**Short task:**
Using the OSD-TMA page below, list every file that the TelevisionSplitting module produces.

**Document excerpt:**
····················
MPAI-OSD V1.2 AIWs Television Media Analysis

1 Functions	2 Reference Model	3 I/O Data
4 Functions of AI Modules	5 I/O Data of AI Modules	6 AIW, AIMs, and JSON Metadata
7 Reference Software	8 Conformance Testing	9 Performance Assessment

1 Functions

The Television Media Analysis (OSD-TMA) AI Workflow produces Audio-Visual Event Descriptors (OSD-AVE) composed of a set of Audio-Visual Scene Descriptors (AVS) that include

Relevant Audio, Visual, or Audio-Visual Object
IDs of speakers and ID of faces with their spatial positions
Text from utterances

of a television program provided as input together with textual information that OSD-TMA may use to improve its performance.

OSD-TMA assumes that there is only one speaker at a time.

2 Reference Model

Figure 1 depicts the Reference Model of TV Media Analysis (OSD-TMA).

Figure 1 – Reference Model of OSD-TMA

3 Input/Output Data

Table 1 provides the input and output data of the TV Media Analysis Use Case:

Table 1 – I/O Data of TV Media Analysis (OSD-TMA)

Input	Descriptions
Audio-Video	Audio-Video to be analysed.
Text Object	Text helping OSD-TMA AIMs to improve their performance.
Output	Descriptions
Audio-Visual Event Descriptors	Resulting analysis of Input Audio-Video-Text.

4 Functions of AI Modules

Table 2 provides the functions of the TV Media Analysis Use Case. Note that processing proceeds asynchronously, e.g., TV Splitter separates audio and video for the entire duration of the file and passes the entire audio and video files.

Table 2 – Functions of AI Modules of TV Media Analysis (OSD-TMA)

AIM	Function
TelevisionSplitting	Receives Audio-Visual File composed of: – An Audio-Video component. – A Text component. Produces – Video file – Audio file – Text file When all the files of the full duration of the video are ready, AV Splitter informs the following AIMs.
VisualChangeDetection	Receives Video file. Iteratively: – Looks for a video frame that conveys a scene changed from the preceding scene (depends on threshold). – Assigns a video clip identifier to the video clip. – Produces a set of images with StartTime and EndTime.
····················
**Listed entries:**
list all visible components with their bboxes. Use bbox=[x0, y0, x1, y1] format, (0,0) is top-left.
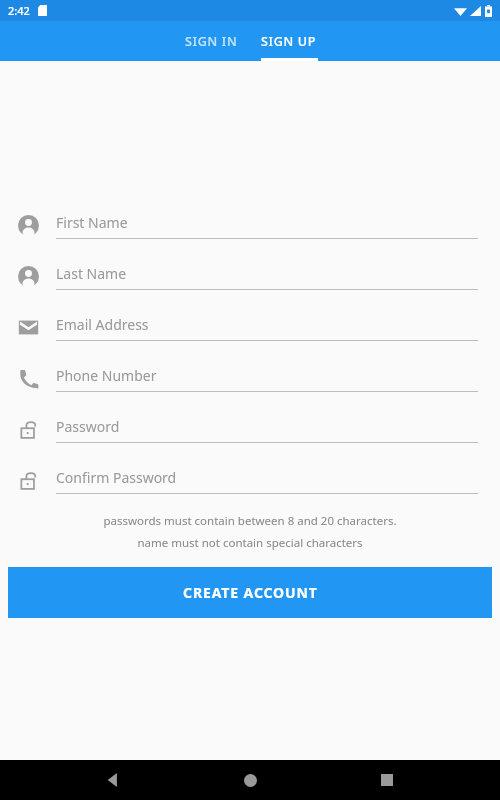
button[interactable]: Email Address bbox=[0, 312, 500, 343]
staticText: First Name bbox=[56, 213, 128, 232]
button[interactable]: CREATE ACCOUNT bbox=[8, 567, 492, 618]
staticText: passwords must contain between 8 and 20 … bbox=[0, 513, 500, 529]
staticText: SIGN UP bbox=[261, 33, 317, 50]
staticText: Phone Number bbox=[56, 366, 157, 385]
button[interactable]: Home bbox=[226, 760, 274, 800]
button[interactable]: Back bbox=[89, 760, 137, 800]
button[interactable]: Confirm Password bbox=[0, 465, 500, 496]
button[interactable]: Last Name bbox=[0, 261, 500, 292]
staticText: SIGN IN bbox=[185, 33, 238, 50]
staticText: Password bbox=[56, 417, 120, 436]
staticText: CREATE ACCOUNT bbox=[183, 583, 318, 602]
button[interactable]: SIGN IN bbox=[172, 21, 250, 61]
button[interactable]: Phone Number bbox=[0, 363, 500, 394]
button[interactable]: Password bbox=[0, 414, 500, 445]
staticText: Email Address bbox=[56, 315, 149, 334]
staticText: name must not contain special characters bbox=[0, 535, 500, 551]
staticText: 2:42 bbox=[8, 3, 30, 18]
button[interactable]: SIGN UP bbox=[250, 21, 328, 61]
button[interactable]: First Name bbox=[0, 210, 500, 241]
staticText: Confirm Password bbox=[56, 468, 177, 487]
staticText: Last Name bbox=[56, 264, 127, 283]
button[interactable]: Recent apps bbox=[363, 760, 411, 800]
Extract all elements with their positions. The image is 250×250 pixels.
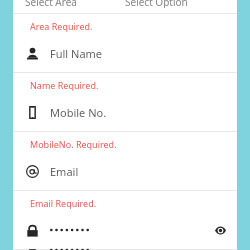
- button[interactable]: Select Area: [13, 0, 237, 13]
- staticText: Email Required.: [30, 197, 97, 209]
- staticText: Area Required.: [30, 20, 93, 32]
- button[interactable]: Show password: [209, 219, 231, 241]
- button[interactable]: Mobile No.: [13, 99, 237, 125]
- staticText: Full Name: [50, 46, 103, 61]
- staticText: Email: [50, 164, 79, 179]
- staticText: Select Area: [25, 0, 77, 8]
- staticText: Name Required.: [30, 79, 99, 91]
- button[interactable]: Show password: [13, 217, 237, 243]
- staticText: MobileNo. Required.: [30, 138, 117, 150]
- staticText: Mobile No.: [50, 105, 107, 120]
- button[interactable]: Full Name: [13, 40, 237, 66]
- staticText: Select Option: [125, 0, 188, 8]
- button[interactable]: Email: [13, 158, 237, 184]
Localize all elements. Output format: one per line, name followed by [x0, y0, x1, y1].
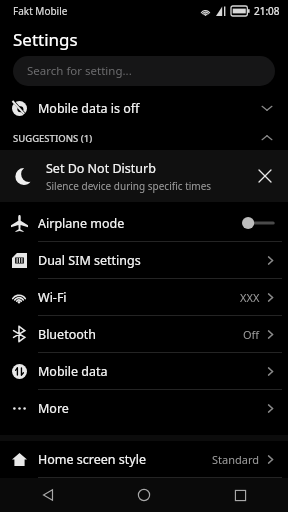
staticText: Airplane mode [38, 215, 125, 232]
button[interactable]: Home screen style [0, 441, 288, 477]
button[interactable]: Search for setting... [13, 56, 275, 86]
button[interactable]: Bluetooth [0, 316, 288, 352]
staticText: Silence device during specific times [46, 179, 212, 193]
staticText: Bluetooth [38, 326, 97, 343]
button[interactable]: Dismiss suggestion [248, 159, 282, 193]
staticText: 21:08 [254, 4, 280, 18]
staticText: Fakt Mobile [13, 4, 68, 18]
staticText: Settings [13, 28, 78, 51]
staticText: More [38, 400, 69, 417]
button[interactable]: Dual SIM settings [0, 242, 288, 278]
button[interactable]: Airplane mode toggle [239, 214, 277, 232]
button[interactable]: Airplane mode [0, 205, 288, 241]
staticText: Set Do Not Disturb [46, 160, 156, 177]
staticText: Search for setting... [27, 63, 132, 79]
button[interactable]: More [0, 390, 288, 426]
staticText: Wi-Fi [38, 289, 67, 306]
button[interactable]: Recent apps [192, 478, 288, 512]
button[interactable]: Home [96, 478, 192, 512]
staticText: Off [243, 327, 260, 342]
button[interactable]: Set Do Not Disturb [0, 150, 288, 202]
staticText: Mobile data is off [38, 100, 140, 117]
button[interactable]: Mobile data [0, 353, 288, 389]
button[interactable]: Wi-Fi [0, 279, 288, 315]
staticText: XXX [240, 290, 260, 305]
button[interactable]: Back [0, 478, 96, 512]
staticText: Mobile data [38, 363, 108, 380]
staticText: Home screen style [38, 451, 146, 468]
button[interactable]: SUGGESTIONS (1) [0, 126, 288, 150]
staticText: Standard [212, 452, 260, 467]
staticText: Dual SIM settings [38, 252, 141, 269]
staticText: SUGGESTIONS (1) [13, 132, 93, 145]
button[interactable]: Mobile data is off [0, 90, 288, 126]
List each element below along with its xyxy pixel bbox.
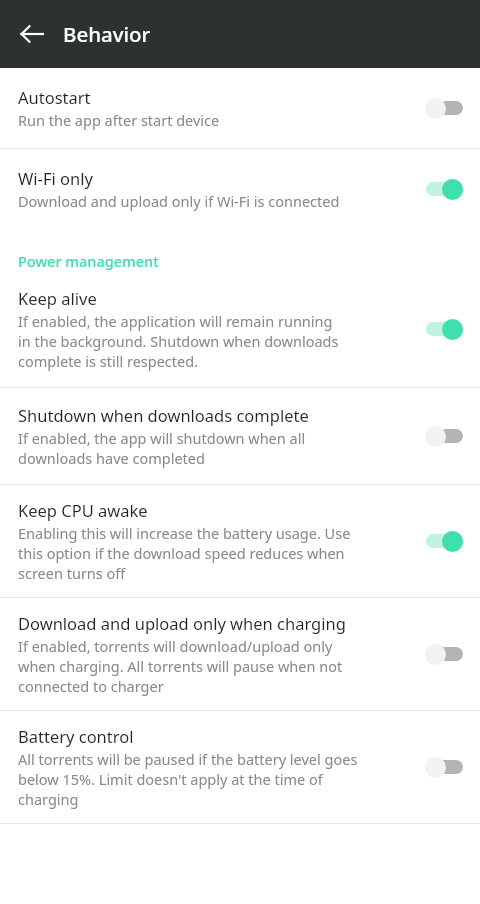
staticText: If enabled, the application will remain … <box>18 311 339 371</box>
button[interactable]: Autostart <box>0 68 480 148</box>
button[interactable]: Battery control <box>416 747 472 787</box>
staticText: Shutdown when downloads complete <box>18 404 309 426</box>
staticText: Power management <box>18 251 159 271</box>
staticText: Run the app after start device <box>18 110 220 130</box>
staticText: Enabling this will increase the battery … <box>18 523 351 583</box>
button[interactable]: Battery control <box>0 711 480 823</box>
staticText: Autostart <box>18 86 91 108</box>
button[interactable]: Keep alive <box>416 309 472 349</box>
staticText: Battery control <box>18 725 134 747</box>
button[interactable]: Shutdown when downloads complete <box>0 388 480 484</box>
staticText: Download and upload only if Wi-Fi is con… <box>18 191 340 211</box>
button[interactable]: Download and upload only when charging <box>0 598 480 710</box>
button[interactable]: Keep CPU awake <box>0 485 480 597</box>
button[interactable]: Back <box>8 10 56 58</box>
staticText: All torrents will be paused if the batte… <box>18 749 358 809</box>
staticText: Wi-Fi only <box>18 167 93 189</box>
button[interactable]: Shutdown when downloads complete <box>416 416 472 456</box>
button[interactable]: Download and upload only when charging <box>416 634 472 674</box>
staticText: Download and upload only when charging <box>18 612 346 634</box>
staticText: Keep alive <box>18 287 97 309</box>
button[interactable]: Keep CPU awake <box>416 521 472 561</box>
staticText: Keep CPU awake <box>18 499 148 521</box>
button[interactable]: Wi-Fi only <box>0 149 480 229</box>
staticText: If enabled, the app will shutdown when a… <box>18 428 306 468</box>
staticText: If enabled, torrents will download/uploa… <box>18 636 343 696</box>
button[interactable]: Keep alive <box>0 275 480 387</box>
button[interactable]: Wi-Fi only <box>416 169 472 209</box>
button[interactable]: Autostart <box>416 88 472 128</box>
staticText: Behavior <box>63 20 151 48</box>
····················
**Result of this task:**
- Video file
- Audio file
- Text file